▶ [Challenge] Copy each line of the listing below exactly.

— BEGIN —

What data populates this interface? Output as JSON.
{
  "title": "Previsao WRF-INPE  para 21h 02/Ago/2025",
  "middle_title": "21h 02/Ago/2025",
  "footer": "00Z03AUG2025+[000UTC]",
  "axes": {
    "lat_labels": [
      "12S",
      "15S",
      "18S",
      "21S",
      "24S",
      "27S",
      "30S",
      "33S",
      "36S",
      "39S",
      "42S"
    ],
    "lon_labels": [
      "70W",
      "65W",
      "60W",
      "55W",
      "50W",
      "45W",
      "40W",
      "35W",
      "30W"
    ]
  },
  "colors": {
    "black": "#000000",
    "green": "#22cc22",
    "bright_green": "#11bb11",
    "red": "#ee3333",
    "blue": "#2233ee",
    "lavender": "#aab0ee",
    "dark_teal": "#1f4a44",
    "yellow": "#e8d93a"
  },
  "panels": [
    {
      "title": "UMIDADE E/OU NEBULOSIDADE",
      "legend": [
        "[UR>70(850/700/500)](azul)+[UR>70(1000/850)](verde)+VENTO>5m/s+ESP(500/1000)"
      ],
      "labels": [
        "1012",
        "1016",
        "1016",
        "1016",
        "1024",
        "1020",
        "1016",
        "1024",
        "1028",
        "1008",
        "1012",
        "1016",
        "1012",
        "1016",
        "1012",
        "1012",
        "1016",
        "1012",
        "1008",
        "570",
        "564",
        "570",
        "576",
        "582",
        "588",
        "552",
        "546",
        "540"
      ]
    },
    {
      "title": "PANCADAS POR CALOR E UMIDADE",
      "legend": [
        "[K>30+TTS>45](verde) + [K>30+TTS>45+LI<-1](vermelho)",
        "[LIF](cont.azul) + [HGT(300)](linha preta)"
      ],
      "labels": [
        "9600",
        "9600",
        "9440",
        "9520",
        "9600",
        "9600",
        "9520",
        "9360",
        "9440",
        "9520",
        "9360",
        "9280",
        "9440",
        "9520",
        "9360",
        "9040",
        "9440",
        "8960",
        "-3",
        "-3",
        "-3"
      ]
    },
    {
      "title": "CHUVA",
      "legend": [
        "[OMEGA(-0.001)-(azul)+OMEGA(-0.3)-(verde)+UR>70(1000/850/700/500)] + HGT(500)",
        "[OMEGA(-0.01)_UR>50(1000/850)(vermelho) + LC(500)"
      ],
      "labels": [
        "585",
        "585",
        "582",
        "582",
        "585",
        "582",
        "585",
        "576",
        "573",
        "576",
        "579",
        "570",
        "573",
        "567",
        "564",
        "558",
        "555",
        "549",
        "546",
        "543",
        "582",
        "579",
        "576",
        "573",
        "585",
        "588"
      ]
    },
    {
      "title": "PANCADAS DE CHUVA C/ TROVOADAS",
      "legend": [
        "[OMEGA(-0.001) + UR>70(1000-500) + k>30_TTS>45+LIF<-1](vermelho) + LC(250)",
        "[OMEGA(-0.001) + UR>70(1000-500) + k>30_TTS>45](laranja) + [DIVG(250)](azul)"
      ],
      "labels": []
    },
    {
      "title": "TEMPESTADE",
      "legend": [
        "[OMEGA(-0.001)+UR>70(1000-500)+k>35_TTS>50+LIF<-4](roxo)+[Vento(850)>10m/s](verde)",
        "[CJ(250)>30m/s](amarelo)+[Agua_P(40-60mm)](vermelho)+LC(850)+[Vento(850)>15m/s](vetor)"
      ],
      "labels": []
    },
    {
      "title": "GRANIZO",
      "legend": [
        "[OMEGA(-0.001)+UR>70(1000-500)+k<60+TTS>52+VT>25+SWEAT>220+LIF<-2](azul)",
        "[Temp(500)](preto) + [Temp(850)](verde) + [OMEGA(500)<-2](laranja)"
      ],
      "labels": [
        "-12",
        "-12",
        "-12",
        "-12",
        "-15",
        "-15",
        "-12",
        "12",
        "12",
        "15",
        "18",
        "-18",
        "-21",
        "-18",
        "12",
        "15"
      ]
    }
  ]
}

— END —

▶ [Problem solution]
What data populates this interface? Output as JSON.
{
  "title": "Previsao WRF-INPE  para 21h 02/Ago/2025",
  "middle_title": "21h 02/Ago/2025",
  "footer": "00Z03AUG2025+[000UTC]",
  "axes": {
    "lat_labels": [
      "12S",
      "15S",
      "18S",
      "21S",
      "24S",
      "27S",
      "30S",
      "33S",
      "36S",
      "39S",
      "42S"
    ],
    "lon_labels": [
      "70W",
      "65W",
      "60W",
      "55W",
      "50W",
      "45W",
      "40W",
      "35W",
      "30W"
    ]
  },
  "colors": {
    "black": "#000000",
    "green": "#22cc22",
    "bright_green": "#11bb11",
    "red": "#ee3333",
    "blue": "#2233ee",
    "lavender": "#aab0ee",
    "dark_teal": "#1f4a44",
    "yellow": "#e8d93a"
  },
  "panels": [
    {
      "title": "UMIDADE E/OU NEBULOSIDADE",
      "legend": [
        "[UR>70(850/700/500)](azul)+[UR>70(1000/850)](verde)+VENTO>5m/s+ESP(500/1000)"
      ],
      "labels": [
        "1012",
        "1016",
        "1016",
        "1016",
        "1024",
        "1020",
        "1016",
        "1024",
        "1028",
        "1008",
        "1012",
        "1016",
        "1012",
        "1016",
        "1012",
        "1012",
        "1016",
        "1012",
        "1008",
        "570",
        "564",
        "570",
        "576",
        "582",
        "588",
        "552",
        "546",
        "540"
      ]
    },
    {
      "title": "PANCADAS POR CALOR E UMIDADE",
      "legend": [
        "[K>30+TTS>45](verde) + [K>30+TTS>45+LI<-1](vermelho)",
        "[LIF](cont.azul) + [HGT(300)](linha preta)"
      ],
      "labels": [
        "9600",
        "9600",
        "9440",
        "9520",
        "9600",
        "9600",
        "9520",
        "9360",
        "9440",
        "9520",
        "9360",
        "9280",
        "9440",
        "9520",
        "9360",
        "9040",
        "9440",
        "8960",
        "-3",
        "-3",
        "-3"
      ]
    },
    {
      "title": "CHUVA",
      "legend": [
        "[OMEGA(-0.001)-(azul)+OMEGA(-0.3)-(verde)+UR>70(1000/850/700/500)] + HGT(500)",
        "[OMEGA(-0.01)_UR>50(1000/850)(vermelho) + LC(500)"
      ],
      "labels": [
        "585",
        "585",
        "582",
        "582",
        "585",
        "582",
        "585",
        "576",
        "573",
        "576",
        "579",
        "570",
        "573",
        "567",
        "564",
        "558",
        "555",
        "549",
        "546",
        "543",
        "582",
        "579",
        "576",
        "573",
        "585",
        "588"
      ]
    },
    {
      "title": "PANCADAS DE CHUVA C/ TROVOADAS",
      "legend": [
        "[OMEGA(-0.001) + UR>70(1000-500) + k>30_TTS>45+LIF<-1](vermelho) + LC(250)",
        "[OMEGA(-0.001) + UR>70(1000-500) + k>30_TTS>45](laranja) + [DIVG(250)](azul)"
      ],
      "labels": []
    },
    {
      "title": "TEMPESTADE",
      "legend": [
        "[OMEGA(-0.001)+UR>70(1000-500)+k>35_TTS>50+LIF<-4](roxo)+[Vento(850)>10m/s](verde)",
        "[CJ(250)>30m/s](amarelo)+[Agua_P(40-60mm)](vermelho)+LC(850)+[Vento(850)>15m/s](vetor)"
      ],
      "labels": []
    },
    {
      "title": "GRANIZO",
      "legend": [
        "[OMEGA(-0.001)+UR>70(1000-500)+k<60+TTS>52+VT>25+SWEAT>220+LIF<-2](azul)",
        "[Temp(500)](preto) + [Temp(850)](verde) + [OMEGA(500)<-2](laranja)"
      ],
      "labels": [
        "-12",
        "-12",
        "-12",
        "-12",
        "-15",
        "-15",
        "-12",
        "12",
        "12",
        "15",
        "18",
        "-18",
        "-21",
        "-18",
        "12",
        "15"
      ]
    }
  ]
}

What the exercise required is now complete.